*TEXT SHOWN:*
* * * * *

But, no one understood the problem in reporterland, and sure as hell citizens haven't cared. The big collapses have occurred -- and NO ONE CARED.
No one cared about the US role in Iraq at the beginning. If you were cynical or *gasp* even critical about the mission you weren't a real American, or so people said. And look whats happening now? The clock is ticking...
I think you're overestimating the government's desire to catch international criminals. Everyone's election systems are warty - internet voting is not going to be particularly wartier. But it hasn't really been done before. This is a way to publicize it, and it stands a decent chance of not having any show-stopping holes showing up. But even if it did, guess who comes off as progressive? This is publicity. Occam's Razor suggests it's not much more than that, and trying to read in Machiavellian intent is only serving their basic purpose, and making all those now-backward nations look worse by comparison. After all, why hasn't the U.S. with it's wealth and it's democracy done this yet?
[Ego]out
here in the us, u get with ur promise to vote major road, bridge fixes even free parks with clean toilets, some areas even offer free bus rides. in the philippines, for that 200 pesos u get an almost double price hike on every basic commodity - rice, cooking oil, eggs, bath soap, laundry detergent, electric and water bills... - in a matter of months.
not that people are oblivious about their predicament but to some, that 200 pesos means a meal for the kids or an empty stomach, a tylenol or a high fever, in some cases even life or death.
at least other governments are taking initiatives to try and make better electronic voting systems. This one seems to like the minibar key access control protocol :D
Relocating to San Francisco / Palo Alto... Hire me?
I wish every country would allow open inspections like this.

* * * * *

(Dataset entries)

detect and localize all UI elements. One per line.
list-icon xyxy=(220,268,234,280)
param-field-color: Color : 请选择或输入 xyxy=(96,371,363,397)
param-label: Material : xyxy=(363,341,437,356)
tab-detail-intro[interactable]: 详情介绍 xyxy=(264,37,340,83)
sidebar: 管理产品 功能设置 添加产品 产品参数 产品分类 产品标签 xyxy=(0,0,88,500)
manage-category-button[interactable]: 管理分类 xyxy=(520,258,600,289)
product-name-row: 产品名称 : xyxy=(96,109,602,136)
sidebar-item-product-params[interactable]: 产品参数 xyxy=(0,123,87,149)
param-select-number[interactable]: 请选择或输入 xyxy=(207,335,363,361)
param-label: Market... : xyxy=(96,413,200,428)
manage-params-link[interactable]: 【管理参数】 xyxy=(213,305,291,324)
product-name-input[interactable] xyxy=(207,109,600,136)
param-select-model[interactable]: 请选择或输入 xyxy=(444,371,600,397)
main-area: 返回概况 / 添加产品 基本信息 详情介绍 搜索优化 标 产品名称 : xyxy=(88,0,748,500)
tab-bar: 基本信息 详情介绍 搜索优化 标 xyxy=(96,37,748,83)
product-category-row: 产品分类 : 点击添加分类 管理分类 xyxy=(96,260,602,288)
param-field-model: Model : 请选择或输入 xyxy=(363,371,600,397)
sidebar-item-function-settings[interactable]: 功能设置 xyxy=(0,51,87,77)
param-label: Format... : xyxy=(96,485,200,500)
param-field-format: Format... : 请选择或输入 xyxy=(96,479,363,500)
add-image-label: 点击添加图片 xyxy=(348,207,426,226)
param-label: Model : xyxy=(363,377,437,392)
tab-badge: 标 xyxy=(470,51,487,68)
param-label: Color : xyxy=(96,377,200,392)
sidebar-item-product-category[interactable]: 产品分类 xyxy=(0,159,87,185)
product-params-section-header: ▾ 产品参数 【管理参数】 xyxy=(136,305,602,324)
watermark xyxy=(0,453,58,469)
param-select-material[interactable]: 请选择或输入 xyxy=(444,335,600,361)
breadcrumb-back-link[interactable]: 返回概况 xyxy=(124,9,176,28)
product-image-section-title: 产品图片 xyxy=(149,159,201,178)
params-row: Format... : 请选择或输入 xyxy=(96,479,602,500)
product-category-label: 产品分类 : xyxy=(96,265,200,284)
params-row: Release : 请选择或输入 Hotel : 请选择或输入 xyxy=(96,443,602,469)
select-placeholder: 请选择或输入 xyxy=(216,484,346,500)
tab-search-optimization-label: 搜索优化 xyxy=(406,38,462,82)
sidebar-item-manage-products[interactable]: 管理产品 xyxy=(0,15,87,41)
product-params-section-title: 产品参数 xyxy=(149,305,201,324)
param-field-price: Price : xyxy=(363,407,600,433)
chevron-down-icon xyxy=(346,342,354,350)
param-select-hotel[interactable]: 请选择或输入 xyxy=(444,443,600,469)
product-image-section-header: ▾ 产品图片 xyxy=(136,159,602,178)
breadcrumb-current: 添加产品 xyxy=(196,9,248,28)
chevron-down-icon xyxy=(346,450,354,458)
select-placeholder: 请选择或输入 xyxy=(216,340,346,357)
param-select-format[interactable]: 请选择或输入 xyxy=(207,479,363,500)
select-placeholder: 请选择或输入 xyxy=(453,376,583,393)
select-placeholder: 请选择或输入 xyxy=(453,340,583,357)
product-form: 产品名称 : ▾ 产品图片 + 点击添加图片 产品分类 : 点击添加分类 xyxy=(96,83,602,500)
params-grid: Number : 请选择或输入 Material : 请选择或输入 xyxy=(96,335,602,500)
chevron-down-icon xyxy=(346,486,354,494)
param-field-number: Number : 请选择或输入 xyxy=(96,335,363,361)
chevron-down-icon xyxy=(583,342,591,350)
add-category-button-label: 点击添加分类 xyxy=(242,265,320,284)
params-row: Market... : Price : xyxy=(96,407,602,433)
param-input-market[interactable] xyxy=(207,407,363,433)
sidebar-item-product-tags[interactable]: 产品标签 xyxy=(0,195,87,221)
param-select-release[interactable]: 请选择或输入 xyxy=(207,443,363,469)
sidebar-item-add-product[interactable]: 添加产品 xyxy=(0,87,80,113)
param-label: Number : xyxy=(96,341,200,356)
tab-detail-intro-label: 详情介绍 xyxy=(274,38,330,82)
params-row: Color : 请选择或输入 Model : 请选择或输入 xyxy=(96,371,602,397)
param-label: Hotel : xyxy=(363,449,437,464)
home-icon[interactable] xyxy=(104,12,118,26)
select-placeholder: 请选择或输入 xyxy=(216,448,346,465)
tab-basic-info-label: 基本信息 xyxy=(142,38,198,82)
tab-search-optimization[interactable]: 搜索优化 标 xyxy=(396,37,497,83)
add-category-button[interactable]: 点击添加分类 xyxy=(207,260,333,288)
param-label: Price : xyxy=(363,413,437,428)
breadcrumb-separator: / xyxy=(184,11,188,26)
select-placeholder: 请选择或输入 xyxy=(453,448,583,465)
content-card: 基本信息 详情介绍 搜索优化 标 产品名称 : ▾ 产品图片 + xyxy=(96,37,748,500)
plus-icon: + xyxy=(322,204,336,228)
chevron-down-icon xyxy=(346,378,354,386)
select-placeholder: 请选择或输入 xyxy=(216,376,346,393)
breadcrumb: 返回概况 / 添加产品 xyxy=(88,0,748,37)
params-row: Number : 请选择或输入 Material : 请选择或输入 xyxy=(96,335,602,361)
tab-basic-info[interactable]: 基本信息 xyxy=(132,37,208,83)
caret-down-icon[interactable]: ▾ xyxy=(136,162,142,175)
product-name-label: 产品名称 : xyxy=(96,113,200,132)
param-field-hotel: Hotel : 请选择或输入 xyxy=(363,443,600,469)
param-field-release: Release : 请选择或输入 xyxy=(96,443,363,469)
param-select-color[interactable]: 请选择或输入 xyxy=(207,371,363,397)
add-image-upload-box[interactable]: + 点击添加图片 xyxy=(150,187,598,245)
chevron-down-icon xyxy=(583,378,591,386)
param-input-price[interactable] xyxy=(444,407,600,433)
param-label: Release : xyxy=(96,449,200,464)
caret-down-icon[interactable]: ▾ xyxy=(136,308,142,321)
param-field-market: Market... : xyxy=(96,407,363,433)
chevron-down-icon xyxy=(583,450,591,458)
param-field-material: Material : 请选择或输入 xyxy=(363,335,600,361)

* * * * *

Extend the forum thread about internet voting and election systems past its final comment. The data isn't needed here.

*OUTPUT FOR THIS TASK:*
Hacker here is just a buzz word, but basically it's an open invitation for all security experts and amatures to
inspect and search for hole and problems before commiting to a potentially flawed system.
This is trully the only way to ensure a secure system and also provide a level of confidence to the public that will need to trust it.
In the USA our systems are terrably flawed and there has been much evidence that they deliberately cover up security hold problems and evidence of outright election fraud.
www.mailclad.com
John
I am always doing that which I can not do, in order that I may learn how to do it. - Pablo Picasso
as people vote in their own self-interest.
LOL! That's the funniest thing I've read all day.
It's a great idea, and it would definitely gain more voters who hate fighting the irate crowds... and avoiding bombs. It would be nice if the US actually had an OS that was secure enough to support something like this. Unfortunately, they can't even keep their own computer voting booths secure, let alone one on the internet.
"Please, shut up. Just when I think you can't say anything more stupid, you speak again." -Archie Bunker.
Make sure that the software they use to commit election fraud is safe from hackers?
Election fraud is as likely, if not more, to come from the government (or parts thereof) organizing the elections as it is to come from outsiders. And insiders don't need to crack the electronic voting servers, they have direct access to them.
This is why electronic voting cannot be trusted. There is no way for the voter to verify the software being run on election day.